▶ [DOCUMENT EXCERPT]
------------------------------------------------

Poke through a laneway and encounter Vanessa Spizzirri’s whimsical paintings of dogs (where a future dog run will be located) and, when the hording is down in a few weeks, another laneway to the heritage-designated Draper Street, where walkers will be rewarded with a playful little parkette. Here, in a vacant lot between houses where neighbours once gathered in a shared garden, resident Bill Brokenshire’s cat Dizzy would regularly nap. In tribute, Mr. Cormier (who died in September) created an assemblage of stainless-steel kitchen chairs of various styles and a bronze statue of Dizzy.

Walk into the lobby of 8 Spadina Ave., and one may get dizzy admiring the curvy creations of the Brothers Dressler. Two enormous, serpentine benches, along with chunky log seating and tables, were created by the furniture-making twins at the request of Hariri Pontarini, who wanted to use some of the massive wooden beams recovered during demolition: “They came up with the concept of all the different elements and where they [would go],” says Jason Dressler, “and then, these benches, they gave us a footprint.”

------------------------------------------------

▶ [REQUIREMENT A] Print the stored rows from the first row through the line containing "outer-ring — [303, 15, 493, 205]", with both of those lines included.

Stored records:
------------------------------------------------

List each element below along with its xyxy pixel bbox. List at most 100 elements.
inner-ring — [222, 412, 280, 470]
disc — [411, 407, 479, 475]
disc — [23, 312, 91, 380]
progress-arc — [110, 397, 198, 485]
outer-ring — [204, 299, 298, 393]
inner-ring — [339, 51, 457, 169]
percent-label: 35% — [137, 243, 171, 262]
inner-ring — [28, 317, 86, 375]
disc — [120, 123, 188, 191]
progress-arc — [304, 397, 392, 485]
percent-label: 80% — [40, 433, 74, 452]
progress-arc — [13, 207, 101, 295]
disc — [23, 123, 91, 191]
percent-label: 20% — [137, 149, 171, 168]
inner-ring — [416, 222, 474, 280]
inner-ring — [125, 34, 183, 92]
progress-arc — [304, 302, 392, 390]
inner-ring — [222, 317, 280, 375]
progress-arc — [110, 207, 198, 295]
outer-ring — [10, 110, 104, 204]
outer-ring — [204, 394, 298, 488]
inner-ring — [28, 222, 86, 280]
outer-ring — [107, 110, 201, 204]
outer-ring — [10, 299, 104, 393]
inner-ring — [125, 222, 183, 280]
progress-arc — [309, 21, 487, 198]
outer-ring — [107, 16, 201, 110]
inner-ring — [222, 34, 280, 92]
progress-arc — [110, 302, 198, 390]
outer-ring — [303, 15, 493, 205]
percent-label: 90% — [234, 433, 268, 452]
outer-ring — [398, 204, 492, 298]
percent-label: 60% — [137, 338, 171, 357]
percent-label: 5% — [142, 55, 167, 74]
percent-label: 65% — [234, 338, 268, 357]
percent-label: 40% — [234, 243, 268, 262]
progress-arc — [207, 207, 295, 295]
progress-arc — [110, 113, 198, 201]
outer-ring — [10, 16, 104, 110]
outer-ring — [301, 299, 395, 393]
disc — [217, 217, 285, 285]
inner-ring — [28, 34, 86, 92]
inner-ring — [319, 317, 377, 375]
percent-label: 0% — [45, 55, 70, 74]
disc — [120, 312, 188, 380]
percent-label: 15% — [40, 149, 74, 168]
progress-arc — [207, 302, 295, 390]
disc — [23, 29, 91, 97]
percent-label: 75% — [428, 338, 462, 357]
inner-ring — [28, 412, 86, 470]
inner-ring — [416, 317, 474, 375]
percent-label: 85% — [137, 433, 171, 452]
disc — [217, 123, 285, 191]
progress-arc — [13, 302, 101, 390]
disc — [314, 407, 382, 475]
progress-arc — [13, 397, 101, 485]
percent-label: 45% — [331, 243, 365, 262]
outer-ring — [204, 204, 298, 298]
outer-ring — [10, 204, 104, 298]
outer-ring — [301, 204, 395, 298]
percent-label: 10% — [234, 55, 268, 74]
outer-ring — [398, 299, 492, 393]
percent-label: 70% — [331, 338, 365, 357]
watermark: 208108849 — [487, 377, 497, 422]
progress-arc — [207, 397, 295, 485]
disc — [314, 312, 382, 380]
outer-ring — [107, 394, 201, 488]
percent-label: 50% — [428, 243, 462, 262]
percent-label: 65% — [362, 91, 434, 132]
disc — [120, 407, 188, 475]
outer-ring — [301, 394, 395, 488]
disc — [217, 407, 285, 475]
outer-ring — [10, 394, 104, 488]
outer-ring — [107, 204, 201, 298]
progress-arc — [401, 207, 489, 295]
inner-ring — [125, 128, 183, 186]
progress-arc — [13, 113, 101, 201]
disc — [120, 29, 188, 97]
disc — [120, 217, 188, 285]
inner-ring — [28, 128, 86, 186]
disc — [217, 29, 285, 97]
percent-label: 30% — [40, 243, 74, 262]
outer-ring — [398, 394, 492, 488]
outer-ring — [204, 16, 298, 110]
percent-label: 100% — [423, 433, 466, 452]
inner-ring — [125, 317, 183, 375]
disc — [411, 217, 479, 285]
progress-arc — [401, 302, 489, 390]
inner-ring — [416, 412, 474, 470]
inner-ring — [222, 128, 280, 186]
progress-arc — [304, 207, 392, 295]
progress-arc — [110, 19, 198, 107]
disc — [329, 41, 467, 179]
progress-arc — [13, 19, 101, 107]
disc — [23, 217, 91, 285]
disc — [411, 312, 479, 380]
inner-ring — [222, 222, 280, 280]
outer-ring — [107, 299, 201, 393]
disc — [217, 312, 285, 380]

------------------------------------------------

▶ [REQUIREMENT B] Carry on the passage about the laneway art and the Brothers Dressler benches, starting right after its final sentence.

▶ [WRITTEN ANSWER A]
List each element below along with its xyxy pixel bbox. List at most 100 elements.
inner-ring — [222, 412, 280, 470]
disc — [411, 407, 479, 475]
disc — [23, 312, 91, 380]
progress-arc — [110, 397, 198, 485]
outer-ring — [204, 299, 298, 393]
inner-ring — [339, 51, 457, 169]
percent-label: 35% — [137, 243, 171, 262]
inner-ring — [28, 317, 86, 375]
disc — [120, 123, 188, 191]
progress-arc — [304, 397, 392, 485]
percent-label: 80% — [40, 433, 74, 452]
progress-arc — [13, 207, 101, 295]
disc — [23, 123, 91, 191]
percent-label: 20% — [137, 149, 171, 168]
inner-ring — [416, 222, 474, 280]
inner-ring — [125, 34, 183, 92]
progress-arc — [304, 302, 392, 390]
inner-ring — [222, 317, 280, 375]
progress-arc — [110, 207, 198, 295]
outer-ring — [10, 110, 104, 204]
outer-ring — [204, 394, 298, 488]
inner-ring — [28, 222, 86, 280]
outer-ring — [107, 110, 201, 204]
outer-ring — [10, 299, 104, 393]
inner-ring — [125, 222, 183, 280]
progress-arc — [309, 21, 487, 198]
outer-ring — [107, 16, 201, 110]
inner-ring — [222, 34, 280, 92]
progress-arc — [110, 302, 198, 390]
outer-ring — [303, 15, 493, 205]

▶ [WRITTEN ANSWER B]
The benches aren’t just benches, they’re usable sculpture, and a product of old-school woodworking and 3-D computer-aided design technology: “I actually learned a whole new program in order to design this,” says Mr. Dressler.

So, lay onto this site all of these new stories. And the ones told by the hundreds of skilled tradespeople who built the place. And don’t forget the thousands of folks who will live here or the hundreds of thousands who will celebrate in the many restaurants. Oh, and the million (or so) stories the Toronto Star will tell – they moved into 8 Spadina Ave., a year ago.

Editor’s note: (Nov. 1, 2023): In a previous version of this article, Vanessa Spizzirri’s name was misspelled. This version has been corrected.